WRITTEN PROBLEM: Check each line of the listing for the string "Seamless", then state how many lines have it. Only the number is wanted.

Extracts from a graphics dataset:
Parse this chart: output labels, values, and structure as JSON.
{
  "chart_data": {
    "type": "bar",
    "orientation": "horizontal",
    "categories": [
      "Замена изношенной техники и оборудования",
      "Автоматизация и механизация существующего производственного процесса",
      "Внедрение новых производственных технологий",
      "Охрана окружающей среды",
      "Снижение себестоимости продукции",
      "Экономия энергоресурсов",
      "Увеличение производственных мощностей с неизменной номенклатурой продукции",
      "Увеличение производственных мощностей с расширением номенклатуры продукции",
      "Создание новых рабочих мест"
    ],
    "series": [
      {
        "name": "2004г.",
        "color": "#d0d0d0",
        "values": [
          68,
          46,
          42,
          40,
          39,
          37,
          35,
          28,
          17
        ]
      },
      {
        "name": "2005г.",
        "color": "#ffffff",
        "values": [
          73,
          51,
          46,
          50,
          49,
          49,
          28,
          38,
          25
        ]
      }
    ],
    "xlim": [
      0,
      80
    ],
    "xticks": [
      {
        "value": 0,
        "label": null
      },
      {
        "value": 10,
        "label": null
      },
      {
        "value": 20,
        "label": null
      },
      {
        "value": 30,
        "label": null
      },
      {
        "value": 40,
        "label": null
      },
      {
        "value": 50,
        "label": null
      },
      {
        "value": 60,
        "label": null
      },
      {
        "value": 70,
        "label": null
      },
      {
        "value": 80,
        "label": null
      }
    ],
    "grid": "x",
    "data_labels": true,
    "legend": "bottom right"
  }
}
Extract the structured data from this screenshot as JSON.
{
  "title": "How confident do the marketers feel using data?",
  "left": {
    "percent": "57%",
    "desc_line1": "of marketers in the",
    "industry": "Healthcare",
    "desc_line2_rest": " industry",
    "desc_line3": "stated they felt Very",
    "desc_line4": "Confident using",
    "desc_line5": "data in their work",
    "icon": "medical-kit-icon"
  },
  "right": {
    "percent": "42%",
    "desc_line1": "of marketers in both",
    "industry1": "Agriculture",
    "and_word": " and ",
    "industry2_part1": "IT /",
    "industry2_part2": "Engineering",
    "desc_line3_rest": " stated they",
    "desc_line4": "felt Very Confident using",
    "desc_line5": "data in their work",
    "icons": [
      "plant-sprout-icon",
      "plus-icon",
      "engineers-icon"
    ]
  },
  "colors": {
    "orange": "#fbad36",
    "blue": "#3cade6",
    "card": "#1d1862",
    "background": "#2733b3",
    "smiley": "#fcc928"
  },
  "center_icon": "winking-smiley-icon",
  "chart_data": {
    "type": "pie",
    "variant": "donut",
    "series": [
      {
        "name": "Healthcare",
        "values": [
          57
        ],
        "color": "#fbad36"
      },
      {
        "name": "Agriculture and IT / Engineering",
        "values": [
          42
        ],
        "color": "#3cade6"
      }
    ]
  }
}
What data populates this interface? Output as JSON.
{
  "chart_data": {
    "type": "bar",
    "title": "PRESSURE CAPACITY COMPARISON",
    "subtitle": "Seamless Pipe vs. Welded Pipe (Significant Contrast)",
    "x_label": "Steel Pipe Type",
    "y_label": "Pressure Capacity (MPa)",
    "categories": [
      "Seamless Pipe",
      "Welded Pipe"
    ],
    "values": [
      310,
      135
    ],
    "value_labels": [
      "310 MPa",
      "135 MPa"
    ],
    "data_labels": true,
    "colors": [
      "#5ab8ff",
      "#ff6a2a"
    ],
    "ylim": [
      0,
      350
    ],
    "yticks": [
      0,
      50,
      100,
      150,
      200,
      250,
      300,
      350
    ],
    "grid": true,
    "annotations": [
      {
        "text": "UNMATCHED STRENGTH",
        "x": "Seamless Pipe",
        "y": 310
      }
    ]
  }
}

THE RESPONSE: 3